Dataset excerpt
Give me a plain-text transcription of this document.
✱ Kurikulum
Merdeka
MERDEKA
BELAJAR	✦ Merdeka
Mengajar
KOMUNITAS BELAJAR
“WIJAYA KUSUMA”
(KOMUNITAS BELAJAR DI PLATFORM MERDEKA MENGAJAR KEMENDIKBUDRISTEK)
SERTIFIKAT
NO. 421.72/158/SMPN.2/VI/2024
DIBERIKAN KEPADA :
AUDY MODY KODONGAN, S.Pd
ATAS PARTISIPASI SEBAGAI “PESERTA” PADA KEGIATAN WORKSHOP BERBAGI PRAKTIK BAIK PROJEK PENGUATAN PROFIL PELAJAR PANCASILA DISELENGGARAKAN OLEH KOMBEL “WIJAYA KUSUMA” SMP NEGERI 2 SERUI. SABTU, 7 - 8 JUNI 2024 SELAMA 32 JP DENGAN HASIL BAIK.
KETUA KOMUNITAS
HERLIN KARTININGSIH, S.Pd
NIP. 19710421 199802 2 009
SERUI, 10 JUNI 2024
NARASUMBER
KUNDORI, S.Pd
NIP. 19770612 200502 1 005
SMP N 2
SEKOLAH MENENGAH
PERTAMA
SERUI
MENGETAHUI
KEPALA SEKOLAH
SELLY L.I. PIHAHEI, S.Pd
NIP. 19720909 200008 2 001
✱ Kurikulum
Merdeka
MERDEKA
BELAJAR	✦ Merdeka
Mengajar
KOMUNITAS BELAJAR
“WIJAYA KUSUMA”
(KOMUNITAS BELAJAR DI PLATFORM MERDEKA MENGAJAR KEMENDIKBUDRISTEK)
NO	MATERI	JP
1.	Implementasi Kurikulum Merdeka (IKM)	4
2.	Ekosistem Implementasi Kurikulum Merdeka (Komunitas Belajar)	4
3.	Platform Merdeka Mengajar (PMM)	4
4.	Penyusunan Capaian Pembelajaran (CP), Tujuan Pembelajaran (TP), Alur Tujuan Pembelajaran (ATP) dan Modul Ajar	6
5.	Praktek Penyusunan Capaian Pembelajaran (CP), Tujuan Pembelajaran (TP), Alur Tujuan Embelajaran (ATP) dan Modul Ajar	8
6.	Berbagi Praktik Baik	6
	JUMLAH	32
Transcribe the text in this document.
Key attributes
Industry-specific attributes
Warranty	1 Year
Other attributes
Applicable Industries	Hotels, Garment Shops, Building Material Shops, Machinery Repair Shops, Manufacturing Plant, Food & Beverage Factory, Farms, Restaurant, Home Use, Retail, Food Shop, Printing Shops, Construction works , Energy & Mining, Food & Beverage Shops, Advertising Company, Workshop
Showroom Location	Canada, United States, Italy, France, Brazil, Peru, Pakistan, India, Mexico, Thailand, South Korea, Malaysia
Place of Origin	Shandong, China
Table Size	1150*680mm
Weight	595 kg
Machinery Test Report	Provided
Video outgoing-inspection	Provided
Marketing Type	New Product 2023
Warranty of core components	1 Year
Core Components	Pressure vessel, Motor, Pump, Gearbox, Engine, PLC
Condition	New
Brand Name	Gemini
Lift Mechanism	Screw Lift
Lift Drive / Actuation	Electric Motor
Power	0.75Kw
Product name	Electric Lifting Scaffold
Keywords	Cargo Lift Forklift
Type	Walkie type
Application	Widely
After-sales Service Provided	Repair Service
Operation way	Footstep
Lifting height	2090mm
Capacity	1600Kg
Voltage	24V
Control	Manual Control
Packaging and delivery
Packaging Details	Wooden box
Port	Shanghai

■ Written problem ■
Set all of the entries down again, exactly as they were given.

■ The solution ■
Give me a plain-text transcription of this document.
✱ Kurikulum
Merdeka
MERDEKA
BELAJAR	✦ Merdeka
Mengajar
KOMUNITAS BELAJAR
“WIJAYA KUSUMA”
(KOMUNITAS BELAJAR DI PLATFORM MERDEKA MENGAJAR KEMENDIKBUDRISTEK)
SERTIFIKAT
NO. 421.72/158/SMPN.2/VI/2024
DIBERIKAN KEPADA :
AUDY MODY KODONGAN, S.Pd
ATAS PARTISIPASI SEBAGAI “PESERTA” PADA KEGIATAN WORKSHOP BERBAGI PRAKTIK BAIK PROJEK PENGUATAN PROFIL PELAJAR PANCASILA DISELENGGARAKAN OLEH KOMBEL “WIJAYA KUSUMA” SMP NEGERI 2 SERUI. SABTU, 7 - 8 JUNI 2024 SELAMA 32 JP DENGAN HASIL BAIK.
KETUA KOMUNITAS
HERLIN KARTININGSIH, S.Pd
NIP. 19710421 199802 2 009
SERUI, 10 JUNI 2024
NARASUMBER
KUNDORI, S.Pd
NIP. 19770612 200502 1 005
SMP N 2
SEKOLAH MENENGAH
PERTAMA
SERUI
MENGETAHUI
KEPALA SEKOLAH
SELLY L.I. PIHAHEI, S.Pd
NIP. 19720909 200008 2 001
✱ Kurikulum
Merdeka
MERDEKA
BELAJAR	✦ Merdeka
Mengajar
KOMUNITAS BELAJAR
“WIJAYA KUSUMA”
(KOMUNITAS BELAJAR DI PLATFORM MERDEKA MENGAJAR KEMENDIKBUDRISTEK)
NO	MATERI	JP
1.	Implementasi Kurikulum Merdeka (IKM)	4
2.	Ekosistem Implementasi Kurikulum Merdeka (Komunitas Belajar)	4
3.	Platform Merdeka Mengajar (PMM)	4
4.	Penyusunan Capaian Pembelajaran (CP), Tujuan Pembelajaran (TP), Alur Tujuan Pembelajaran (ATP) dan Modul Ajar	6
5.	Praktek Penyusunan Capaian Pembelajaran (CP), Tujuan Pembelajaran (TP), Alur Tujuan Embelajaran (ATP) dan Modul Ajar	8
6.	Berbagi Praktik Baik	6
	JUMLAH	32
Transcribe the text in this document.
Key attributes
Industry-specific attributes
Warranty	1 Year
Other attributes
Applicable Industries	Hotels, Garment Shops, Building Material Shops, Machinery Repair Shops, Manufacturing Plant, Food & Beverage Factory, Farms, Restaurant, Home Use, Retail, Food Shop, Printing Shops, Construction works , Energy & Mining, Food & Beverage Shops, Advertising Company, Workshop
Showroom Location	Canada, United States, Italy, France, Brazil, Peru, Pakistan, India, Mexico, Thailand, South Korea, Malaysia
Place of Origin	Shandong, China
Table Size	1150*680mm
Weight	595 kg
Machinery Test Report	Provided
Video outgoing-inspection	Provided
Marketing Type	New Product 2023
Warranty of core components	1 Year
Core Components	Pressure vessel, Motor, Pump, Gearbox, Engine, PLC
Condition	New
Brand Name	Gemini
Lift Mechanism	Screw Lift
Lift Drive / Actuation	Electric Motor
Power	0.75Kw
Product name	Electric Lifting Scaffold
Keywords	Cargo Lift Forklift
Type	Walkie type
Application	Widely
After-sales Service Provided	Repair Service
Operation way	Footstep
Lifting height	2090mm
Capacity	1600Kg
Voltage	24V
Control	Manual Control
Packaging and delivery
Packaging Details	Wooden box
Port	Shanghai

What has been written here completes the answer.